→ FRAGMENTO MOSTRADO
:::

Por: Enrique Bernales Ballesteros. Jurista |

La buena política se basa en la transparencia, llama a las cosas por su nombre, no se sostiene en giros literarios rebuscados y huye de los significados ambiguos. Cuando la política apela a giros lingüísticos turbios y oscuros, enmascara los problemas reales y se torna en una peligrosa ficción que abandona la realidad a su suerte.

El hambre de quien lo padece no es otra cosa que hambre. ¿Por qué llamarlo insuficiencias calóricas relativas? El que está descontento por carecer de servicios elementales no es un azuzador político, es un ciudadano harto de las privaciones. El desempleado es desempleado, a secas, y no una cifra al margen de la población económicamente activa. Reconocer la realidad a través de la palabra permite la cabal visión de los problemas y es un paso elemental para la búsqueda de soluciones. No es correcto rendir culto a giros eufemísticos para cubrir de brumas una realidad que, tarde o temprano, planteará reclamos.

:::

→ ACCIÓN REQUERIDA 1
Indica si cada afirmación concuerda con el fragmento sobre la buena política y respalda tu respuesta con las palabras del fragmento que lo deciden. (a) La buena política se basa en la transparencia. (b) El desempleado es una cifra al margen de la población económicamente activa. (c) Es correcto rendir culto a giros eufemísticos.
→ ACCIÓN REQUERIDA 2
Traduce al inglés esta oración del fragmento sobre la buena política: "El hambre de quien lo padece no es otra cosa que hambre."
→ ACCIÓN REQUERIDA 3
Por favor, imprime sin cambios el fragmento sobre la buena política desde "El hambre de" hasta "temprano, planteará reclamos.".

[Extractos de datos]
:::

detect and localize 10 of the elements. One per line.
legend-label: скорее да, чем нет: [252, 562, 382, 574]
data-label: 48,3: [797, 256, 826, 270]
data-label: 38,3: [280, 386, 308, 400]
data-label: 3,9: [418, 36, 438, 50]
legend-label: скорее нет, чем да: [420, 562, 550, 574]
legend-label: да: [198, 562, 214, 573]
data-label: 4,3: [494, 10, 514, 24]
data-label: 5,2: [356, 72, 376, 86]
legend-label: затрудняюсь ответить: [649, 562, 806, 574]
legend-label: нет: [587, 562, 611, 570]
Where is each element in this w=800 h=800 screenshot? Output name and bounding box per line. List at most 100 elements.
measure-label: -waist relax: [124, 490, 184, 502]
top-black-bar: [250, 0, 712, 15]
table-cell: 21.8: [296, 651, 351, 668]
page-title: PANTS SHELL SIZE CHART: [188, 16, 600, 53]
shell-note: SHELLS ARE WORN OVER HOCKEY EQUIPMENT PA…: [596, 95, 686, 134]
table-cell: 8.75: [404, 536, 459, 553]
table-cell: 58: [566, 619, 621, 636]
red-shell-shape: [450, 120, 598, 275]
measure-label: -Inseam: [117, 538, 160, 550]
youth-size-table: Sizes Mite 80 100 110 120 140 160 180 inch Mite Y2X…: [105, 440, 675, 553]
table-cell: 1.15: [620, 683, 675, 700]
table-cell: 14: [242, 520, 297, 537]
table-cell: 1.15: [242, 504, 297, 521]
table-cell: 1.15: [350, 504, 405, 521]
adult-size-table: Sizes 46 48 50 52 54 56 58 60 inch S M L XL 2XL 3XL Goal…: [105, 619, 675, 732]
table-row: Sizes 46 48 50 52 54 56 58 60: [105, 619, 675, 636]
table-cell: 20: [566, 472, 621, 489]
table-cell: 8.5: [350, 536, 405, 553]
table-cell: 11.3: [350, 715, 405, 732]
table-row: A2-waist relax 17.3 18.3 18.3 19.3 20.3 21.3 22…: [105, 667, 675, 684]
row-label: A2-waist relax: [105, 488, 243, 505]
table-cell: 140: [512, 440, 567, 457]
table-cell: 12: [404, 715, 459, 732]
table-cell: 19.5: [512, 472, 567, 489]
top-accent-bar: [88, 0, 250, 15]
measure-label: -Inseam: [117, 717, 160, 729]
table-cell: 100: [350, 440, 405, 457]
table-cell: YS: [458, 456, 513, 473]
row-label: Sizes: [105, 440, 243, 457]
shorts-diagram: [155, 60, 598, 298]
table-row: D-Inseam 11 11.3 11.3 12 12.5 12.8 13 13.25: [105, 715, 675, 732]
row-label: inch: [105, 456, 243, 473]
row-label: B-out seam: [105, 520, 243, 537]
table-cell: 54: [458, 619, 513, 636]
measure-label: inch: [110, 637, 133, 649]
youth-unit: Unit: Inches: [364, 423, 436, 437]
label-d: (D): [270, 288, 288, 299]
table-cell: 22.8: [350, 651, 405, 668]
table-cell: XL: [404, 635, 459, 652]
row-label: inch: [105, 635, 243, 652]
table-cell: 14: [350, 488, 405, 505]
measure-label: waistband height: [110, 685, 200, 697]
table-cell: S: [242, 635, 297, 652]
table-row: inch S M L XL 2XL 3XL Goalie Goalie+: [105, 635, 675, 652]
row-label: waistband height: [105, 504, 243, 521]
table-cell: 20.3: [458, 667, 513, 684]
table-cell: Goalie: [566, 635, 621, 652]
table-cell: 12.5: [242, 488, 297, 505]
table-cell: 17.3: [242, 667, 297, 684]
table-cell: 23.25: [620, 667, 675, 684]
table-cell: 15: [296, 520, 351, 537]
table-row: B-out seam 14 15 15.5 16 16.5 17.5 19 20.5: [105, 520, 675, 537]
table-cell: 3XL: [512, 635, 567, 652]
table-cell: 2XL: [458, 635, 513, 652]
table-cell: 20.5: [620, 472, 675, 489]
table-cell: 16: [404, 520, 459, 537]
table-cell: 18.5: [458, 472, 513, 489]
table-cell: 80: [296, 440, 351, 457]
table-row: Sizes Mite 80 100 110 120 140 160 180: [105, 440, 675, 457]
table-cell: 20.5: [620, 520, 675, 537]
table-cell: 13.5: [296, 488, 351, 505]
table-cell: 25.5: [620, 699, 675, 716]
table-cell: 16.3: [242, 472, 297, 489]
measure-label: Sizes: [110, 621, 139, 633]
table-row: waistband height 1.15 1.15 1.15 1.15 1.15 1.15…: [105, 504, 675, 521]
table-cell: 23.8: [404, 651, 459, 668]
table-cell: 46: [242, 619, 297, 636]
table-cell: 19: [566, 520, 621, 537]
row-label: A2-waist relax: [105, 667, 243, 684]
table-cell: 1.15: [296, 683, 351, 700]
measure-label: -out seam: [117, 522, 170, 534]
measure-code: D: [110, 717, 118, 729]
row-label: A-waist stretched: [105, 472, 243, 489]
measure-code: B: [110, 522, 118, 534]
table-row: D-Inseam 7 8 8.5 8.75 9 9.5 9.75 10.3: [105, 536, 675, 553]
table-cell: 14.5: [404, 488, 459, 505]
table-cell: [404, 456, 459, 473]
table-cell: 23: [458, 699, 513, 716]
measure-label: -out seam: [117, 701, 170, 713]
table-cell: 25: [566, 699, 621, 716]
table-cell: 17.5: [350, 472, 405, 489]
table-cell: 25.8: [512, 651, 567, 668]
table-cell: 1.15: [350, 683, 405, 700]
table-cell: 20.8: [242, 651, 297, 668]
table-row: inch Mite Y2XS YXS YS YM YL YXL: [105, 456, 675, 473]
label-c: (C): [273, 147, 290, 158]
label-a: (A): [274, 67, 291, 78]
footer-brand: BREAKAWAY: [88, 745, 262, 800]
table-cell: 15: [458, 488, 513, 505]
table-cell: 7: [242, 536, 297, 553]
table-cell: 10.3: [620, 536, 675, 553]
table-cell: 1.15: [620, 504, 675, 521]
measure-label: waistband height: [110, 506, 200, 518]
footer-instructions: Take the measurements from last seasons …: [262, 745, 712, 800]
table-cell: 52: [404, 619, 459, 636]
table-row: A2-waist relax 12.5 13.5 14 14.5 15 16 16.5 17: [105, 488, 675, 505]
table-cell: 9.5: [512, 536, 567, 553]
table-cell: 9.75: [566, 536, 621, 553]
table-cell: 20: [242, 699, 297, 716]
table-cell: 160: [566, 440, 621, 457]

:::

→ RESPUESTA DEL EJERCICIO 1
(a) Sí: "La buena política se basa en la transparencia".
(b) No: "El desempleado es desempleado, a secas, y no una cifra al margen de la población económicamente activa."
(c) No: "No es correcto rendir culto a giros eufemísticos".

→ RESPUESTA DEL EJERCICIO 2
The hunger of the one who suffers it is nothing other than hunger.

→ RESPUESTA DEL EJERCICIO 3
El hambre de quien lo padece no es otra cosa que hambre. ¿Por qué llamarlo insuficiencias calóricas relativas? El que está descontento por carecer de servicios elementales no es un azuzador político, es un ciudadano harto de las privaciones. El desempleado es desempleado, a secas, y no una cifra al margen de la población económicamente activa. Reconocer la realidad a través de la palabra permite la cabal visión de los problemas y es un paso elemental para la búsqueda de soluciones. No es correcto rendir culto a giros eufemísticos para cubrir de brumas una realidad que, tarde o temprano, planteará reclamos.